-- Material to process start --

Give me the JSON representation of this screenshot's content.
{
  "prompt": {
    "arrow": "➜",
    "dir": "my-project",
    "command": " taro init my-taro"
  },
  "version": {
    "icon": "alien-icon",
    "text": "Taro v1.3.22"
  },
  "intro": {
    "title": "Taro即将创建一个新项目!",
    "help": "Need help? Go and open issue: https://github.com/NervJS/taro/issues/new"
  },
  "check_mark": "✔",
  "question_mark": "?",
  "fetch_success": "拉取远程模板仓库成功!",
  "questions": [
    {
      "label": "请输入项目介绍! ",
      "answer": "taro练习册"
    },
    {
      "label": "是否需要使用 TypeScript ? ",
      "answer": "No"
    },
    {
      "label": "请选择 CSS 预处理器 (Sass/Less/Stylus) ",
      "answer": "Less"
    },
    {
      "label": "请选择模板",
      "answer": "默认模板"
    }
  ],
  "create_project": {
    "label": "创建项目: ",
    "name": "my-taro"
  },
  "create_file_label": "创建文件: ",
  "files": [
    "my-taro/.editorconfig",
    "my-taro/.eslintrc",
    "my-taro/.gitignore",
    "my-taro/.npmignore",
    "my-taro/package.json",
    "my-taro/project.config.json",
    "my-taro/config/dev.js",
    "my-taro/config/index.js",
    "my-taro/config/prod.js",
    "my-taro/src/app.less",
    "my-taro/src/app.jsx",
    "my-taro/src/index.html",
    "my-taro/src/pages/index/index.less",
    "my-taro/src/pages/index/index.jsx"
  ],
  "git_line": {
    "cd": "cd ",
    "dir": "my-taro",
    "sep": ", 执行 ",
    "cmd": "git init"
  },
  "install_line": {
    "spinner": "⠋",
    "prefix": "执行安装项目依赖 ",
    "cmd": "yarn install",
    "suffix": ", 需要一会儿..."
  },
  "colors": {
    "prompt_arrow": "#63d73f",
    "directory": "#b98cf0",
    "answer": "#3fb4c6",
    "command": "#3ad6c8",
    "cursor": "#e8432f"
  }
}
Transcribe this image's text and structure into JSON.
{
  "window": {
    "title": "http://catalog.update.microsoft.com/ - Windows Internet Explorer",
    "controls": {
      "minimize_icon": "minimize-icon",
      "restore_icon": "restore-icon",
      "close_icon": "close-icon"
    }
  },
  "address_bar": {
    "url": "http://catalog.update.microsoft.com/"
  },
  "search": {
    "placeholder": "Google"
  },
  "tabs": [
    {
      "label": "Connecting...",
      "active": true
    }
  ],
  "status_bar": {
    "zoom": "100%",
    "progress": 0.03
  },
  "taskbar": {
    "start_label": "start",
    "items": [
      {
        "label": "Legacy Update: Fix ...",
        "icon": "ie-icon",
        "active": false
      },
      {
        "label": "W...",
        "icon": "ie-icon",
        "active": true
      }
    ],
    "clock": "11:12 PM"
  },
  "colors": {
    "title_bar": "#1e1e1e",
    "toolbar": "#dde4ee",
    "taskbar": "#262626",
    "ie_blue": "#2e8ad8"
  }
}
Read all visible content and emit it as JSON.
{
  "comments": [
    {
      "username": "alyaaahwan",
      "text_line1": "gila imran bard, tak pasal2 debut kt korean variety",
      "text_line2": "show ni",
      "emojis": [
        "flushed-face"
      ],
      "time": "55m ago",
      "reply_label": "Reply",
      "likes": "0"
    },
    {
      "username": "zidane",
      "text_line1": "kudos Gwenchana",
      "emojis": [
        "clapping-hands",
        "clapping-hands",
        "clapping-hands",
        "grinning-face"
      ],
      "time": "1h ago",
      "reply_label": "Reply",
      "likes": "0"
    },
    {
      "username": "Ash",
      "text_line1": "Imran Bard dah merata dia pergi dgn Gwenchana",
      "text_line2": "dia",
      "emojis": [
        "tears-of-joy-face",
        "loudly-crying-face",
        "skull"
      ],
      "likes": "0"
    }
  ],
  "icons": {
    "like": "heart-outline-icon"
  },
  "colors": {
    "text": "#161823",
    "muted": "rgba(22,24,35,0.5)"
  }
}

-- Material to process end --

Work to be completed >>
Take the listing above and set it down exactly.

Output >>
Give me the JSON representation of this screenshot's content.
{
  "prompt": {
    "arrow": "➜",
    "dir": "my-project",
    "command": " taro init my-taro"
  },
  "version": {
    "icon": "alien-icon",
    "text": "Taro v1.3.22"
  },
  "intro": {
    "title": "Taro即将创建一个新项目!",
    "help": "Need help? Go and open issue: https://github.com/NervJS/taro/issues/new"
  },
  "check_mark": "✔",
  "question_mark": "?",
  "fetch_success": "拉取远程模板仓库成功!",
  "questions": [
    {
      "label": "请输入项目介绍! ",
      "answer": "taro练习册"
    },
    {
      "label": "是否需要使用 TypeScript ? ",
      "answer": "No"
    },
    {
      "label": "请选择 CSS 预处理器 (Sass/Less/Stylus) ",
      "answer": "Less"
    },
    {
      "label": "请选择模板",
      "answer": "默认模板"
    }
  ],
  "create_project": {
    "label": "创建项目: ",
    "name": "my-taro"
  },
  "create_file_label": "创建文件: ",
  "files": [
    "my-taro/.editorconfig",
    "my-taro/.eslintrc",
    "my-taro/.gitignore",
    "my-taro/.npmignore",
    "my-taro/package.json",
    "my-taro/project.config.json",
    "my-taro/config/dev.js",
    "my-taro/config/index.js",
    "my-taro/config/prod.js",
    "my-taro/src/app.less",
    "my-taro/src/app.jsx",
    "my-taro/src/index.html",
    "my-taro/src/pages/index/index.less",
    "my-taro/src/pages/index/index.jsx"
  ],
  "git_line": {
    "cd": "cd ",
    "dir": "my-taro",
    "sep": ", 执行 ",
    "cmd": "git init"
  },
  "install_line": {
    "spinner": "⠋",
    "prefix": "执行安装项目依赖 ",
    "cmd": "yarn install",
    "suffix": ", 需要一会儿..."
  },
  "colors": {
    "prompt_arrow": "#63d73f",
    "directory": "#b98cf0",
    "answer": "#3fb4c6",
    "command": "#3ad6c8",
    "cursor": "#e8432f"
  }
}
Transcribe this image's text and structure into JSON.
{
  "window": {
    "title": "http://catalog.update.microsoft.com/ - Windows Internet Explorer",
    "controls": {
      "minimize_icon": "minimize-icon",
      "restore_icon": "restore-icon",
      "close_icon": "close-icon"
    }
  },
  "address_bar": {
    "url": "http://catalog.update.microsoft.com/"
  },
  "search": {
    "placeholder": "Google"
  },
  "tabs": [
    {
      "label": "Connecting...",
      "active": true
    }
  ],
  "status_bar": {
    "zoom": "100%",
    "progress": 0.03
  },
  "taskbar": {
    "start_label": "start",
    "items": [
      {
        "label": "Legacy Update: Fix ...",
        "icon": "ie-icon",
        "active": false
      },
      {
        "label": "W...",
        "icon": "ie-icon",
        "active": true
      }
    ],
    "clock": "11:12 PM"
  },
  "colors": {
    "title_bar": "#1e1e1e",
    "toolbar": "#dde4ee",
    "taskbar": "#262626",
    "ie_blue": "#2e8ad8"
  }
}
Read all visible content and emit it as JSON.
{
  "comments": [
    {
      "username": "alyaaahwan",
      "text_line1": "gila imran bard, tak pasal2 debut kt korean variety",
      "text_line2": "show ni",
      "emojis": [
        "flushed-face"
      ],
      "time": "55m ago",
      "reply_label": "Reply",
      "likes": "0"
    },
    {
      "username": "zidane",
      "text_line1": "kudos Gwenchana",
      "emojis": [
        "clapping-hands",
        "clapping-hands",
        "clapping-hands",
        "grinning-face"
      ],
      "time": "1h ago",
      "reply_label": "Reply",
      "likes": "0"
    },
    {
      "username": "Ash",
      "text_line1": "Imran Bard dah merata dia pergi dgn Gwenchana",
      "text_line2": "dia",
      "emojis": [
        "tears-of-joy-face",
        "loudly-crying-face",
        "skull"
      ],
      "likes": "0"
    }
  ],
  "icons": {
    "like": "heart-outline-icon"
  },
  "colors": {
    "text": "#161823",
    "muted": "rgba(22,24,35,0.5)"
  }
}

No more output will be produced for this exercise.